## Task prompt:
All of the material below is to be returned exactly.

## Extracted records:
/---
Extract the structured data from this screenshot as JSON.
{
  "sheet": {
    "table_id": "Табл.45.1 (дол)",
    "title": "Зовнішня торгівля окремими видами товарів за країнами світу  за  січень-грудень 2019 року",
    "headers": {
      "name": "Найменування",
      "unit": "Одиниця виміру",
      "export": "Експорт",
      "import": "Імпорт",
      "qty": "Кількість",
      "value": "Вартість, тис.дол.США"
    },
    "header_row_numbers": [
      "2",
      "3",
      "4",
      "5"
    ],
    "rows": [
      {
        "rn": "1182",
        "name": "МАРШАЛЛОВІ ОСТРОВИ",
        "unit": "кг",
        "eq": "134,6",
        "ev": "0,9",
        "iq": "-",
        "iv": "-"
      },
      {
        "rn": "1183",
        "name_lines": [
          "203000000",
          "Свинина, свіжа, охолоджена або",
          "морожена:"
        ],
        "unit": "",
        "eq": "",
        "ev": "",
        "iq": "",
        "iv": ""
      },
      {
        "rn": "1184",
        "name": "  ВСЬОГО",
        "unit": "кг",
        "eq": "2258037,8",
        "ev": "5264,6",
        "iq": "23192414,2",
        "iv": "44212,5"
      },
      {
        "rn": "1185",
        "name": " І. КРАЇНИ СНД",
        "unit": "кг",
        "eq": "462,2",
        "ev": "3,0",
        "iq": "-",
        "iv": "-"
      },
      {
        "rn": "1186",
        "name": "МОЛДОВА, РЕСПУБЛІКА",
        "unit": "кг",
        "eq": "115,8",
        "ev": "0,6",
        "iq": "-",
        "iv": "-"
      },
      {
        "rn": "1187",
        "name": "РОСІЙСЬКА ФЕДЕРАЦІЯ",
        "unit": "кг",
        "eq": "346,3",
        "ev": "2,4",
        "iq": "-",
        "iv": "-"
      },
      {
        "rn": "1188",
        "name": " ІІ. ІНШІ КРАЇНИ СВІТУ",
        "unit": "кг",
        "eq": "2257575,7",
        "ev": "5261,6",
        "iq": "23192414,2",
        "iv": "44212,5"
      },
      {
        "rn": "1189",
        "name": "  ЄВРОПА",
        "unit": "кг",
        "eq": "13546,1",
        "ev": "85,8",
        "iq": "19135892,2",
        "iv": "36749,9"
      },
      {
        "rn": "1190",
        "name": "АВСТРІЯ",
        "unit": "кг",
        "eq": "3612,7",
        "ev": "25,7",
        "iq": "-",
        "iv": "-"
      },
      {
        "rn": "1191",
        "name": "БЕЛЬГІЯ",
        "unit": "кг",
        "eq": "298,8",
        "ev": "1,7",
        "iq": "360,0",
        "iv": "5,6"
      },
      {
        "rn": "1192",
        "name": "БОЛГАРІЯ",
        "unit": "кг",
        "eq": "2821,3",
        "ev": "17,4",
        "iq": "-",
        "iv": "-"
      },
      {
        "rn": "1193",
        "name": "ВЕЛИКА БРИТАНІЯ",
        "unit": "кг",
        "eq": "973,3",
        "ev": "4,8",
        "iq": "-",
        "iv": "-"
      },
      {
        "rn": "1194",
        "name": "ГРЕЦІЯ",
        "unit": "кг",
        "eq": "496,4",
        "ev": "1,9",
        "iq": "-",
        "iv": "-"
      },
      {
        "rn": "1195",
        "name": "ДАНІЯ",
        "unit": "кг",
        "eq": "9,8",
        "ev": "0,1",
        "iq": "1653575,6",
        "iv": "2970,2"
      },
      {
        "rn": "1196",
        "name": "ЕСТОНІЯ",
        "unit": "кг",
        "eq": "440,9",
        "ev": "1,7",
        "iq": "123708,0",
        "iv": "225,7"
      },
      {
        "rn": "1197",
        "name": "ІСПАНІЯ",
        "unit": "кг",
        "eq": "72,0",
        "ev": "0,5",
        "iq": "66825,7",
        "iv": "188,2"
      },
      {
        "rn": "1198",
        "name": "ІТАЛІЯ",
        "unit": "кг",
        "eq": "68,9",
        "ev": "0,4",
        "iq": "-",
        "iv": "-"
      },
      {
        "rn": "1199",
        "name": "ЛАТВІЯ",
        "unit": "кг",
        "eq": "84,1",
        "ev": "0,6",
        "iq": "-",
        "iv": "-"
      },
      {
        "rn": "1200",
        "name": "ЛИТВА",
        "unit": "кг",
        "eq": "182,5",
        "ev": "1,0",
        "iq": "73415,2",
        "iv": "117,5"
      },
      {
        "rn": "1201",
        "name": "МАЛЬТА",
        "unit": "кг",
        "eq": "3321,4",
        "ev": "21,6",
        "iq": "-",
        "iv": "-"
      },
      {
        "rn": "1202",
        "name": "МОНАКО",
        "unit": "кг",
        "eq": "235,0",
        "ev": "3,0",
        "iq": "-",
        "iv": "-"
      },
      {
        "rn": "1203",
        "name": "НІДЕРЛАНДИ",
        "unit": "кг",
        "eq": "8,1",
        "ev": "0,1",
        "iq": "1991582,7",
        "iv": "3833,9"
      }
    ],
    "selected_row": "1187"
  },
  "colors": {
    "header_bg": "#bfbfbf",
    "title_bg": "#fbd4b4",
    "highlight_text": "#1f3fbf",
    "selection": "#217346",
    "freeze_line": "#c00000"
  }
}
\---
## Answer to this problem:
Extract the structured data from this screenshot as JSON.
{
  "sheet": {
    "table_id": "Табл.45.1 (дол)",
    "title": "Зовнішня торгівля окремими видами товарів за країнами світу  за  січень-грудень 2019 року",
    "headers": {
      "name": "Найменування",
      "unit": "Одиниця виміру",
      "export": "Експорт",
      "import": "Імпорт",
      "qty": "Кількість",
      "value": "Вартість, тис.дол.США"
    },
    "header_row_numbers": [
      "2",
      "3",
      "4",
      "5"
    ],
    "rows": [
      {
        "rn": "1182",
        "name": "МАРШАЛЛОВІ ОСТРОВИ",
        "unit": "кг",
        "eq": "134,6",
        "ev": "0,9",
        "iq": "-",
        "iv": "-"
      },
      {
        "rn": "1183",
        "name_lines": [
          "203000000",
          "Свинина, свіжа, охолоджена або",
          "морожена:"
        ],
        "unit": "",
        "eq": "",
        "ev": "",
        "iq": "",
        "iv": ""
      },
      {
        "rn": "1184",
        "name": "  ВСЬОГО",
        "unit": "кг",
        "eq": "2258037,8",
        "ev": "5264,6",
        "iq": "23192414,2",
        "iv": "44212,5"
      },
      {
        "rn": "1185",
        "name": " І. КРАЇНИ СНД",
        "unit": "кг",
        "eq": "462,2",
        "ev": "3,0",
        "iq": "-",
        "iv": "-"
      },
      {
        "rn": "1186",
        "name": "МОЛДОВА, РЕСПУБЛІКА",
        "unit": "кг",
        "eq": "115,8",
        "ev": "0,6",
        "iq": "-",
        "iv": "-"
      },
      {
        "rn": "1187",
        "name": "РОСІЙСЬКА ФЕДЕРАЦІЯ",
        "unit": "кг",
        "eq": "346,3",
        "ev": "2,4",
        "iq": "-",
        "iv": "-"
      },
      {
        "rn": "1188",
        "name": " ІІ. ІНШІ КРАЇНИ СВІТУ",
        "unit": "кг",
        "eq": "2257575,7",
        "ev": "5261,6",
        "iq": "23192414,2",
        "iv": "44212,5"
      },
      {
        "rn": "1189",
        "name": "  ЄВРОПА",
        "unit": "кг",
        "eq": "13546,1",
        "ev": "85,8",
        "iq": "19135892,2",
        "iv": "36749,9"
      },
      {
        "rn": "1190",
        "name": "АВСТРІЯ",
        "unit": "кг",
        "eq": "3612,7",
        "ev": "25,7",
        "iq": "-",
        "iv": "-"
      },
      {
        "rn": "1191",
        "name": "БЕЛЬГІЯ",
        "unit": "кг",
        "eq": "298,8",
        "ev": "1,7",
        "iq": "360,0",
        "iv": "5,6"
      },
      {
        "rn": "1192",
        "name": "БОЛГАРІЯ",
        "unit": "кг",
        "eq": "2821,3",
        "ev": "17,4",
        "iq": "-",
        "iv": "-"
      },
      {
        "rn": "1193",
        "name": "ВЕЛИКА БРИТАНІЯ",
        "unit": "кг",
        "eq": "973,3",
        "ev": "4,8",
        "iq": "-",
        "iv": "-"
      },
      {
        "rn": "1194",
        "name": "ГРЕЦІЯ",
        "unit": "кг",
        "eq": "496,4",
        "ev": "1,9",
        "iq": "-",
        "iv": "-"
      },
      {
        "rn": "1195",
        "name": "ДАНІЯ",
        "unit": "кг",
        "eq": "9,8",
        "ev": "0,1",
        "iq": "1653575,6",
        "iv": "2970,2"
      },
      {
        "rn": "1196",
        "name": "ЕСТОНІЯ",
        "unit": "кг",
        "eq": "440,9",
        "ev": "1,7",
        "iq": "123708,0",
        "iv": "225,7"
      },
      {
        "rn": "1197",
        "name": "ІСПАНІЯ",
        "unit": "кг",
        "eq": "72,0",
        "ev": "0,5",
        "iq": "66825,7",
        "iv": "188,2"
      },
      {
        "rn": "1198",
        "name": "ІТАЛІЯ",
        "unit": "кг",
        "eq": "68,9",
        "ev": "0,4",
        "iq": "-",
        "iv": "-"
      },
      {
        "rn": "1199",
        "name": "ЛАТВІЯ",
        "unit": "кг",
        "eq": "84,1",
        "ev": "0,6",
        "iq": "-",
        "iv": "-"
      },
      {
        "rn": "1200",
        "name": "ЛИТВА",
        "unit": "кг",
        "eq": "182,5",
        "ev": "1,0",
        "iq": "73415,2",
        "iv": "117,5"
      },
      {
        "rn": "1201",
        "name": "МАЛЬТА",
        "unit": "кг",
        "eq": "3321,4",
        "ev": "21,6",
        "iq": "-",
        "iv": "-"
      },
      {
        "rn": "1202",
        "name": "МОНАКО",
        "unit": "кг",
        "eq": "235,0",
        "ev": "3,0",
        "iq": "-",
        "iv": "-"
      },
      {
        "rn": "1203",
        "name": "НІДЕРЛАНДИ",
        "unit": "кг",
        "eq": "8,1",
        "ev": "0,1",
        "iq": "1991582,7",
        "iv": "3833,9"
      }
    ],
    "selected_row": "1187"
  },
  "colors": {
    "header_bg": "#bfbfbf",
    "title_bg": "#fbd4b4",
    "highlight_text": "#1f3fbf",
    "selection": "#217346",
    "freeze_line": "#c00000"
  }
}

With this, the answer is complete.